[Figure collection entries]
+ + + +
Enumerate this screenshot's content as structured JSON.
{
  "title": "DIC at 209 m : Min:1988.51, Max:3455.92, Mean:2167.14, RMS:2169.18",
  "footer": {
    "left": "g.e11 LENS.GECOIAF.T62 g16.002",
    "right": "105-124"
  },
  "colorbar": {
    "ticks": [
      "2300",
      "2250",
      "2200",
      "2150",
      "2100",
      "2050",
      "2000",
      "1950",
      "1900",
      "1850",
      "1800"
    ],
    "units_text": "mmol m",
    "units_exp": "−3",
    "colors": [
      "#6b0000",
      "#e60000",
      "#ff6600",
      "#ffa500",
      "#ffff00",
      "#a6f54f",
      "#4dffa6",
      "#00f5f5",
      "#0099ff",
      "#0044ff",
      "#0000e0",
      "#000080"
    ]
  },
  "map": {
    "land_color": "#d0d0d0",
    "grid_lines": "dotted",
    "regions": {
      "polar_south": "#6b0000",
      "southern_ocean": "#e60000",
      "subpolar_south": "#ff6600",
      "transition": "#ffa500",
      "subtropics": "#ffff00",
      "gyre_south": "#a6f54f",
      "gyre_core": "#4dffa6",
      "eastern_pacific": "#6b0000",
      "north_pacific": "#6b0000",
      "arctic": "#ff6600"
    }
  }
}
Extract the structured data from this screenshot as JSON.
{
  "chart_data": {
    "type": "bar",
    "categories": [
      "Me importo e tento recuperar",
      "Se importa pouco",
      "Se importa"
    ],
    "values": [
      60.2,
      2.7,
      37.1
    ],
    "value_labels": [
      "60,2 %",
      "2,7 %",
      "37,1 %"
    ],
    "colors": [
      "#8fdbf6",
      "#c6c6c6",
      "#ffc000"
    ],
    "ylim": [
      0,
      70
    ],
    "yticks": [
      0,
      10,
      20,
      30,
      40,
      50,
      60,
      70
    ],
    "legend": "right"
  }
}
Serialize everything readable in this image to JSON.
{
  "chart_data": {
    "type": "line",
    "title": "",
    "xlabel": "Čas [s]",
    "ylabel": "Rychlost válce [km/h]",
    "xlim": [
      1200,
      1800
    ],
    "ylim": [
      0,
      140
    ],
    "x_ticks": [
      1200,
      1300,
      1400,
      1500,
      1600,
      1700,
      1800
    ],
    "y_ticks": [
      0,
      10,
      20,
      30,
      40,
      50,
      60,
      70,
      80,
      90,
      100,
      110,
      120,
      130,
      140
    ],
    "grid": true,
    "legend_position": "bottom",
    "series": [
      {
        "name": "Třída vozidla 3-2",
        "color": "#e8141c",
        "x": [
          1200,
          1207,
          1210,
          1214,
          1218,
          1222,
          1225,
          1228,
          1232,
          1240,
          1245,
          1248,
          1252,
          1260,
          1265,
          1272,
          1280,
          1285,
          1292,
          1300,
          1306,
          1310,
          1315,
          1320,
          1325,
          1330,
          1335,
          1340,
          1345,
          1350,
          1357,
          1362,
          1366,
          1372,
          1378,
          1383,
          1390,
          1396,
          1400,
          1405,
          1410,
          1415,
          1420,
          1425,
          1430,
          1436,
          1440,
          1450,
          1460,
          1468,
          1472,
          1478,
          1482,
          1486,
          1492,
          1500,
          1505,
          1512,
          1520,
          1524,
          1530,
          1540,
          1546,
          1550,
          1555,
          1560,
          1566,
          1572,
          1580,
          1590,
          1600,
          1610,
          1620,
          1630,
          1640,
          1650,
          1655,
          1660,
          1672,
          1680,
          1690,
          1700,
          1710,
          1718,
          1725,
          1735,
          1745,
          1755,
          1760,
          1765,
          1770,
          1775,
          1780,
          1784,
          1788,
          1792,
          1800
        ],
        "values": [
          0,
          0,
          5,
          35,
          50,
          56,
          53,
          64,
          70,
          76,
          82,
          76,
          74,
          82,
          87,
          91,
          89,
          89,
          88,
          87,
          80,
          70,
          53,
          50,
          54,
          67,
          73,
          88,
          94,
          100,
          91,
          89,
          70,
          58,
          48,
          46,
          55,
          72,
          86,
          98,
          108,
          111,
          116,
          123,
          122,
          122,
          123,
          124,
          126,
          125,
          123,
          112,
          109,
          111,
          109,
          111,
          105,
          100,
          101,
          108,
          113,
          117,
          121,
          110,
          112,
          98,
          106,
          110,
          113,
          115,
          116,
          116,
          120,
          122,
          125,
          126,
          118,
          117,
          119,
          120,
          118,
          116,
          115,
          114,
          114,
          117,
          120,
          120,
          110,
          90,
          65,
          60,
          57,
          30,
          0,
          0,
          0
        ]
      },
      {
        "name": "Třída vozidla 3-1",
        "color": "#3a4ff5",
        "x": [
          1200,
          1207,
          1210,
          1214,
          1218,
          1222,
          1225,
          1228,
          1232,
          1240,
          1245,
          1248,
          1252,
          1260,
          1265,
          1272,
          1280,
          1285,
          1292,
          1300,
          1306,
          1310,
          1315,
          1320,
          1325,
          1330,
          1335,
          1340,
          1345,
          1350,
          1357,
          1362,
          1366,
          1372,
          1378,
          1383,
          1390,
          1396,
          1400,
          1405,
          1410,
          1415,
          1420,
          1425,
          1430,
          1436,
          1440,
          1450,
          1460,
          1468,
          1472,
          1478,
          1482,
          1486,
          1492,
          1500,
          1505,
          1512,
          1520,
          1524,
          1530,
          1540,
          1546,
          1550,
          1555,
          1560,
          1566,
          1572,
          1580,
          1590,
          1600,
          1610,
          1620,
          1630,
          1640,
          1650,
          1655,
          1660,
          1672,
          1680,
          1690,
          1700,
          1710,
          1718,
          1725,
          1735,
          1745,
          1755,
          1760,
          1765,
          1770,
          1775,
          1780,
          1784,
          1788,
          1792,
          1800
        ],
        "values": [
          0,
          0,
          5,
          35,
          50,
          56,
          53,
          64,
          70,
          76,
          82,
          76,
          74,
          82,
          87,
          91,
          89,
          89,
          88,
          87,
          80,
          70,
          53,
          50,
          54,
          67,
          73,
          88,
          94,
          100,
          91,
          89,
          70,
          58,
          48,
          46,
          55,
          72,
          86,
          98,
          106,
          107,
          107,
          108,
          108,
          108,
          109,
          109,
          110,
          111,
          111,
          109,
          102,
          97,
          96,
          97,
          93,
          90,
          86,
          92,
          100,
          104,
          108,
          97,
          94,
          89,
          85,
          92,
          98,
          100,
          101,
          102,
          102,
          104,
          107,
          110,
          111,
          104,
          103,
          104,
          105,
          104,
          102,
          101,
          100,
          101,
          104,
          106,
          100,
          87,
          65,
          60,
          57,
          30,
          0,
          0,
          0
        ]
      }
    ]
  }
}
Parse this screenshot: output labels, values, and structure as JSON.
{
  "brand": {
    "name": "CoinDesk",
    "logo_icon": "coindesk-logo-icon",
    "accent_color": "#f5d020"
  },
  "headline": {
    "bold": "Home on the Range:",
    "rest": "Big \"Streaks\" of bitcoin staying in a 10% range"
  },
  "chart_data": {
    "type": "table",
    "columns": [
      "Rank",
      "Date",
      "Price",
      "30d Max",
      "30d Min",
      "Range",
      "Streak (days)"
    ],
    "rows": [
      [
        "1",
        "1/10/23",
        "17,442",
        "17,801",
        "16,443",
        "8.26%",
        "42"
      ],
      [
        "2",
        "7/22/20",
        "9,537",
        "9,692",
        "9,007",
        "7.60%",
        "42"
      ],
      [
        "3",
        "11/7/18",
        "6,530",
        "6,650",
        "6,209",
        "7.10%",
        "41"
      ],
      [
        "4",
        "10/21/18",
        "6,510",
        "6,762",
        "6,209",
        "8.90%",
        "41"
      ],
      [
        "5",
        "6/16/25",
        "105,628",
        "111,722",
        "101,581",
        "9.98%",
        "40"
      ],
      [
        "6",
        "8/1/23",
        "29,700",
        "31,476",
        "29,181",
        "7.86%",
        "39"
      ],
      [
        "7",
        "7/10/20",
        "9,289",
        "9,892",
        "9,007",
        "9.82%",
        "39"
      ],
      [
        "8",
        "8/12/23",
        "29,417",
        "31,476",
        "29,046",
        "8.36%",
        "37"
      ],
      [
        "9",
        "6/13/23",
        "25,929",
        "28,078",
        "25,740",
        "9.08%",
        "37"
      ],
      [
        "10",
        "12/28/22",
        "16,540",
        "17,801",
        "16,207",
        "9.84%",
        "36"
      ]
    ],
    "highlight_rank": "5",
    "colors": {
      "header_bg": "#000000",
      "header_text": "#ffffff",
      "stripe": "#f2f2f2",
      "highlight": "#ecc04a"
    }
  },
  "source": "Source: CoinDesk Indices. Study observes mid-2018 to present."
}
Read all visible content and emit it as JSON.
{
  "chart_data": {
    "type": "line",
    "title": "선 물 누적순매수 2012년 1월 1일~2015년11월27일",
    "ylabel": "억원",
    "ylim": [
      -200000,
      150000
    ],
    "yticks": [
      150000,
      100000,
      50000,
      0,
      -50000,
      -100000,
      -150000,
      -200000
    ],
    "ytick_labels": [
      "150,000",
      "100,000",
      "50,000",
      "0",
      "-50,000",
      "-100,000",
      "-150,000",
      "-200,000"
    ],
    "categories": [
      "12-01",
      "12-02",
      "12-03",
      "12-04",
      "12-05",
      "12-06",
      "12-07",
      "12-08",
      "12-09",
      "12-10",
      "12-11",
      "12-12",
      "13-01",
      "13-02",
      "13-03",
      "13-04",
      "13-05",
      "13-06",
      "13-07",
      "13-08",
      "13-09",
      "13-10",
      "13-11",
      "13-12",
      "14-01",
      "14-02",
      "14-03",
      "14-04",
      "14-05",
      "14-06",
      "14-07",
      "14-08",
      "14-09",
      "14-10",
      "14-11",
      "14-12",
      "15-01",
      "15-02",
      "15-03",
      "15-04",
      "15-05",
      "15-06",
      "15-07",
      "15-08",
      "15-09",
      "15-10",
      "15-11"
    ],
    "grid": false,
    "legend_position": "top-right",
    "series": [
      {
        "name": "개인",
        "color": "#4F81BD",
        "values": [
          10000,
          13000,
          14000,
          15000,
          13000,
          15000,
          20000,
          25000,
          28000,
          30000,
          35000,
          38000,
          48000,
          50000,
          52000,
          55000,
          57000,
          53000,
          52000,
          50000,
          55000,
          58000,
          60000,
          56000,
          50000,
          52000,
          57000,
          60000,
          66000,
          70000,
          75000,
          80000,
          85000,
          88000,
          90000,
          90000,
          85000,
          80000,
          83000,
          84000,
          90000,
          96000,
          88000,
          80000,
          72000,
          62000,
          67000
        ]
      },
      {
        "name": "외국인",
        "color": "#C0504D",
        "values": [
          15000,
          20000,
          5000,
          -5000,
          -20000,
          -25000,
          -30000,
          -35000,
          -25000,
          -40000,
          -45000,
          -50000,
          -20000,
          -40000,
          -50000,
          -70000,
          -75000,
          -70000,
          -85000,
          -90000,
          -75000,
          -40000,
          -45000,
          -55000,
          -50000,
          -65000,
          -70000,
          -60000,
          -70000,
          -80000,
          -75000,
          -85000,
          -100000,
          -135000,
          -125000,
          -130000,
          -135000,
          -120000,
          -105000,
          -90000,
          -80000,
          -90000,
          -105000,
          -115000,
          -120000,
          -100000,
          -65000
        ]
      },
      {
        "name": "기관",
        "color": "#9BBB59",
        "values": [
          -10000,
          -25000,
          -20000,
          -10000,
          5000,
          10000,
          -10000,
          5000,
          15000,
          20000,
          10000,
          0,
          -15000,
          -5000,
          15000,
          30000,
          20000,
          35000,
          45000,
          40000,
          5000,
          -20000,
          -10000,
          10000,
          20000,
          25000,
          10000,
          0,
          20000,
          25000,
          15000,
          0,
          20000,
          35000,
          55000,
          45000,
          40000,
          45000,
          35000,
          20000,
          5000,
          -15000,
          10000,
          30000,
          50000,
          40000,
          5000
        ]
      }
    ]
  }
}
+ + + +
What you have to do:
Look through the listing above. Pick out each line with "this" and copy it.

Task output:
Enumerate this screenshot's content as structured JSON.
Extract the structured data from this screenshot as JSON.
Serialize everything readable in this image to JSON.
Parse this screenshot: output labels, values, and structure as JSON.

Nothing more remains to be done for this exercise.